## TEXTE FOURNI
Rapport au Président de la République relatif à l'ordonnance n° 2021-238 du 3 mars 2021 favorisant l'égalité des chances pour l'accès à certaines écoles de service public

NOR : TFPF2105077P
ELI : https://www.legifrance.gouv.fr/eli/rapport/2021/3/4/TFPF2105077P/jo/texte
JORF n°0054 du 4 mars 2021
Texte n° 28

Version initiale


  • Monsieur le Président de la République,
    Alors que la lutte contre l'assignation à résidence sociale et territoriale forme un pilier de l'action du Gouvernement dans l'ensemble des politiques publiques, force est aujourd'hui de constater que la fonction publique ne remplit plus tout son rôle en la matière. Notre fonction publique se doit pourtant d'être exemplaire. Elle se doit d'être en phase avec la société dans laquelle nous vivons et, surtout, redevenir l'ascenseur social qu'elle a été, afin que soit tenue la promesse républicaine qui fonde notre pacte social.
    Nous devons redonner de l'espoir à la jeunesse de France désireuse de s'engager au service de l'intérêt général et renforcer la capacité de l'administration à accueillir en son sein des profils plus divers.
    Aujourd'hui, la proportion d'élèves issus des catégories socioprofessionnelles les moins favorisées est trop faible dans les écoles de service public, plus particulièrement celles ouvrant aux carrières de la haute fonction publique. A titre d'exemple, les enfants d'ouvriers - qui représentent, selon l'INSEE, 19,6 % de la population active française en 2019 - ne représentent que 5 % des effectifs dans les écoles de la haute fonction publique des promotions 2020-2021. Pour l'année 2020-2021, on ne compte pour l'Ecole nationale d'administration et l'Ecole nationale supérieure de la police que 3 % d'élèves ayant au moins un parent ouvrier. Cette proportion est de 4 % pour l'Institut national des études territoriales et l'Ecole nationale d'administration pénitentiaire et 7 % pour l'Ecole des hautes études en santé publique.

## ÉNONCÉ 1
D'après le rapport sur l'égalité des chances dans les écoles de service public, quelle proportion d'élèves ayant au moins un parent ouvrier compte l'École des hautes études en santé publique pour l'année 2020-2021 ?
## ÉNONCÉ 2
Recopiez le passage du rapport sur l'égalité des chances dans les écoles de service public qui commence par « Version initiale » et se poursuit jusqu'à « notre pacte social. ».
## ÉNONCÉ 3
Poursuivez le rapport sur l'égalité des chances dans les écoles de service public après sa dernière phrase.

## DONNÉES BRUTES
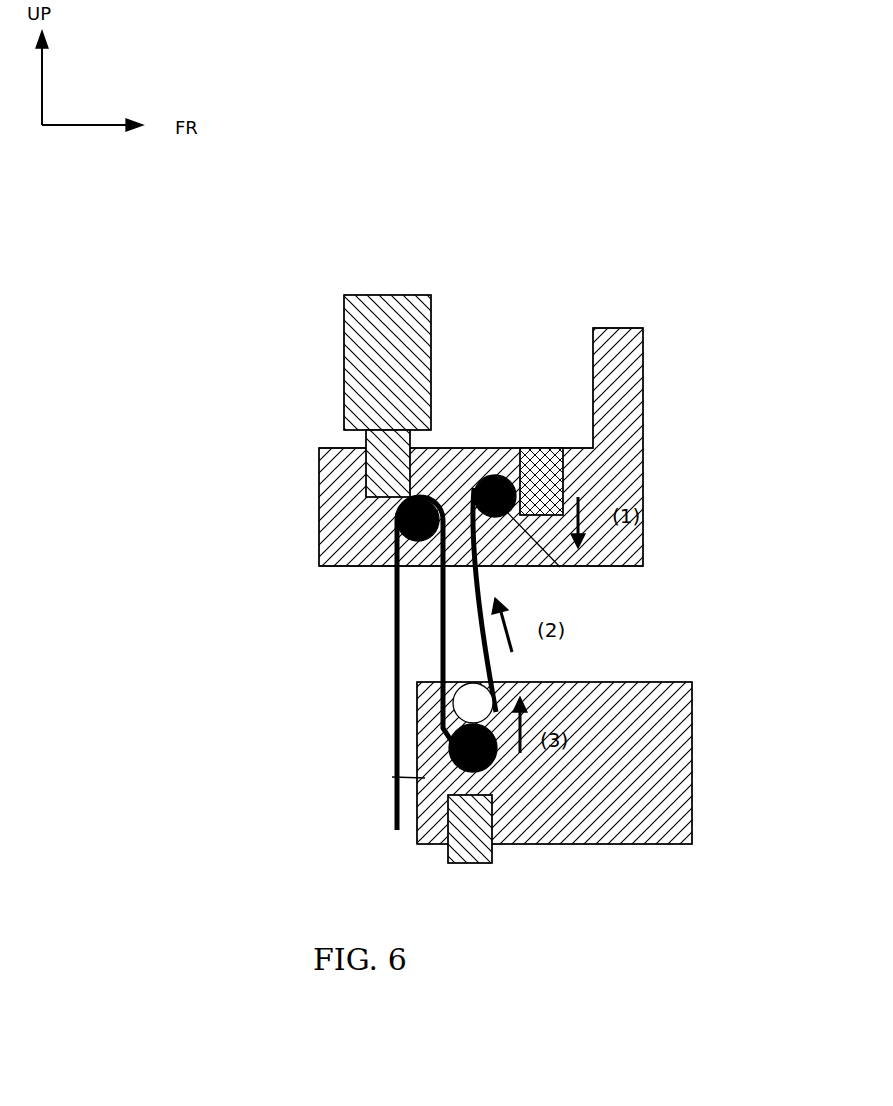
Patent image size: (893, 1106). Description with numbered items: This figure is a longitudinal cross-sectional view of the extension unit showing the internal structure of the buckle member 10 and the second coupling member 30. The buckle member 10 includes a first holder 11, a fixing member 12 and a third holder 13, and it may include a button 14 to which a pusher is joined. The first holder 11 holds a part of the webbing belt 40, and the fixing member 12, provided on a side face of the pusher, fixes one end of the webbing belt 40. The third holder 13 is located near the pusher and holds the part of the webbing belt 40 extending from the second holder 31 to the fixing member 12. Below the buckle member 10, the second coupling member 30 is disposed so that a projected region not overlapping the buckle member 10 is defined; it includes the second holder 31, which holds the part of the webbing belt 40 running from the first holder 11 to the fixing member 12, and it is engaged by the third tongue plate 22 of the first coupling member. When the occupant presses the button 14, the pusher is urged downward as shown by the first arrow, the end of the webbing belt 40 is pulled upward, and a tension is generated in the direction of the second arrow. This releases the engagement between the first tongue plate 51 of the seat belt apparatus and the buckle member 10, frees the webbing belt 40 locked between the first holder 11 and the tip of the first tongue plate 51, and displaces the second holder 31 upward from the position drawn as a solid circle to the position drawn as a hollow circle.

The buckle member 10 is at (330, 497).
The first holder 11 is at (395, 533).
The fixing member 12 is at (512, 470).
The third holder 13 is at (560, 567).
The button 14 is at (541, 470).
The third tongue plate 22 is at (470, 853).
The second coupling member 30 is at (642, 750).
The second holder 31 is at (392, 777).
The webbing belt 40 is at (392, 652).
The first tongue plate 51 is at (377, 331).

## RÉPONSE ATTENDUE 1
7 %.

## RÉPONSE ATTENDUE 2
Version initiale


  • Monsieur le Président de la République,
    Alors que la lutte contre l'assignation à résidence sociale et territoriale forme un pilier de l'action du Gouvernement dans l'ensemble des politiques publiques, force est aujourd'hui de constater que la fonction publique ne remplit plus tout son rôle en la matière. Notre fonction publique se doit pourtant d'être exemplaire. Elle se doit d'être en phase avec la société dans laquelle nous vivons et, surtout, redevenir l'ascenseur social qu'elle a été, afin que soit tenue la promesse républicaine qui fonde notre pacte social.

## RÉPONSE ATTENDUE 3
    Dans le respect du principe constitutionnel d'égal accès aux emplois publics posé par l'article 6 de la Déclaration des droits de l'homme et du citoyen, il convient donc, pour l'accès à ces écoles, de prendre en considération non plus seulement la stricte égalité formelle entre les candidats, mais d'observer leurs chances de réussite au vu de leur situation sociale et du parcours de formation qu'ils ont suivi.
    Cette approche ne saurait en aucun cas conduire à revoir à la baisse le niveau d'exigences pour le recrutement dans ces écoles qui, par la suite, offrent à leurs élèves des perspectives professionnelles auxquelles s'attache l'exercice de hautes responsabilités dans le service public. Elle vise au contraire à garantir que de nouveaux talents issus de l'ensemble du territoire, recrutés via une procédure sélective, mettront leurs capacités et leur potentiel au service de l'intérêt général.
    Parce qu'une telle politique doit nécessairement s'inscrire dans le temps, favoriser l'égalité des chances ne saurait se résumer à la seule mise en place d'un accès spécifique aux candidats les moins favorisés. Une telle politique doit au contraire, dans la perspective d'une évolution durable des facteurs de réussite aux concours, être adossée au renforcement, en amont, de parcours de formation, répartis sur l'ensemble du territoire national, offrant un accompagnement renforcé destiné à tous les talents à la préparation aux concours d'accès aux écoles de la haute fonction publique. Le passage par ces nouveaux cycles de formation, dont l'accès sera lui-même sélectif, constituera un sas obligatoire pour les candidats désireux de se présenter à cette nouvelle voie d'accès aux écoles de service public.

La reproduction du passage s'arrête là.